### Problem statement
Track down the lines that contain "составе" and copy them.

--- start of Exercise materials ---

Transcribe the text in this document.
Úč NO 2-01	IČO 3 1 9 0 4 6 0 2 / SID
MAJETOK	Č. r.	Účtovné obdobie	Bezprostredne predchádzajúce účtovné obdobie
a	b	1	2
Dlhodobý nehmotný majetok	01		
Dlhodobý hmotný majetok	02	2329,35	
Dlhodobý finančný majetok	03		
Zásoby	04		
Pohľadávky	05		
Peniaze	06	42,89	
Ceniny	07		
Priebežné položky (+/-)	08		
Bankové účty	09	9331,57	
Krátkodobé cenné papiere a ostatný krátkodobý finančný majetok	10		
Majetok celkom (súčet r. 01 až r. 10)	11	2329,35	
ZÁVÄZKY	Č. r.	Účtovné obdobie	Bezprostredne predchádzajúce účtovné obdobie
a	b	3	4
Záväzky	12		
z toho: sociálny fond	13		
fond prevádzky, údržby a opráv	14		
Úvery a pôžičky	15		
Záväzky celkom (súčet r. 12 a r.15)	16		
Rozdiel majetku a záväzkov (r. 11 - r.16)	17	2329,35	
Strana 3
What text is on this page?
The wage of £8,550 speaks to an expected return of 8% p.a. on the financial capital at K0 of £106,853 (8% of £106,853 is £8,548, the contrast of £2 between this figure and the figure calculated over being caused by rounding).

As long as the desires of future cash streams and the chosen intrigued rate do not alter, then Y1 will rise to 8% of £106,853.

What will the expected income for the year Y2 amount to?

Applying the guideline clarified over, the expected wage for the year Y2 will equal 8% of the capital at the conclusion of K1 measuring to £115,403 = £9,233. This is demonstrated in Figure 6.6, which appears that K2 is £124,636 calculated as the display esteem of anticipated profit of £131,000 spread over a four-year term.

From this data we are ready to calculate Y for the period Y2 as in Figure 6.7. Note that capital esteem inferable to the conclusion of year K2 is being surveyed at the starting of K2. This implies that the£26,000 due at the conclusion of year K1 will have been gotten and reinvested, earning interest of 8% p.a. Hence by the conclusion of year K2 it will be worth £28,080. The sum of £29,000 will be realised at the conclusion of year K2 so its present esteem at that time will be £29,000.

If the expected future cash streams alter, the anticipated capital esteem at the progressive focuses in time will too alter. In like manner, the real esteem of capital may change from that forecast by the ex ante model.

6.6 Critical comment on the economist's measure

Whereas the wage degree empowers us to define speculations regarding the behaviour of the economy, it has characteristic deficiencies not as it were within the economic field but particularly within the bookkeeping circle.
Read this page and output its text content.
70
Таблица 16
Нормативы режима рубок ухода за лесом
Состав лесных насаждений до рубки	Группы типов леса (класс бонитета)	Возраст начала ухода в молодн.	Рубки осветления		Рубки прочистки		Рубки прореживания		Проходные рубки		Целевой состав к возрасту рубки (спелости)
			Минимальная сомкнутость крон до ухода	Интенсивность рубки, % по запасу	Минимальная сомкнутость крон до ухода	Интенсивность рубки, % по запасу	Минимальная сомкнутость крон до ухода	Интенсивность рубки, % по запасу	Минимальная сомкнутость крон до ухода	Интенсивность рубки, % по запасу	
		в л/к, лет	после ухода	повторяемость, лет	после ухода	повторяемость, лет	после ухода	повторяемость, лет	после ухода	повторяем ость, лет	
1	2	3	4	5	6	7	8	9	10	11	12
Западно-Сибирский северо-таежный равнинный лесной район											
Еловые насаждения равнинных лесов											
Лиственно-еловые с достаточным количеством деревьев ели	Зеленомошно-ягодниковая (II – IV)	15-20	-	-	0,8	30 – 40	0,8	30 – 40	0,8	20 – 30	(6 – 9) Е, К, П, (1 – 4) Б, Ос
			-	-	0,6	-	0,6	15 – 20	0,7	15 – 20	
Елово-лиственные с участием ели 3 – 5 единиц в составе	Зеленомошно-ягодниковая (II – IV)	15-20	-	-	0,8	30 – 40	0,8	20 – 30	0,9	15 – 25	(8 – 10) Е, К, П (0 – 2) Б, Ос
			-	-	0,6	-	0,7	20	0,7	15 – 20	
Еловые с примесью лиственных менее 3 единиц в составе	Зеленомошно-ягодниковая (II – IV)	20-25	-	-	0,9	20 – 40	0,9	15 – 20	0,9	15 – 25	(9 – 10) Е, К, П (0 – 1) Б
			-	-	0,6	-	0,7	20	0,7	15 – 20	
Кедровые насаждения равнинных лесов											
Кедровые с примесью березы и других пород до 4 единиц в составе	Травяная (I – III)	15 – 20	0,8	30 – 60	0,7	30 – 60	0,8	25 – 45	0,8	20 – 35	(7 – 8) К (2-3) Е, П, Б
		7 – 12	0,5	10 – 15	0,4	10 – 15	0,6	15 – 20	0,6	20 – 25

--- end of Exercise materials ---

### Task answer
Елово-лиственные с участием ели 3 – 5 единиц в составе	Зеленомошно-ягодниковая (II – IV)	15-20	-	-	0,8	30 – 40	0,8	20 – 30	0,9	15 – 25	(8 – 10) Е, К, П (0 – 2) Б, Ос
Еловые с примесью лиственных менее 3 единиц в составе	Зеленомошно-ягодниковая (II – IV)	20-25	-	-	0,9	20 – 40	0,9	15 – 20	0,9	15 – 25	(9 – 10) Е, К, П (0 – 1) Б
Кедровые с примесью березы и других пород до 4 единиц в составе	Травяная (I – III)	15 – 20	0,8	30 – 60	0,7	30 – 60	0,8	25 – 45	0,8	20 – 35	(7 – 8) К (2-3) Е, П, Б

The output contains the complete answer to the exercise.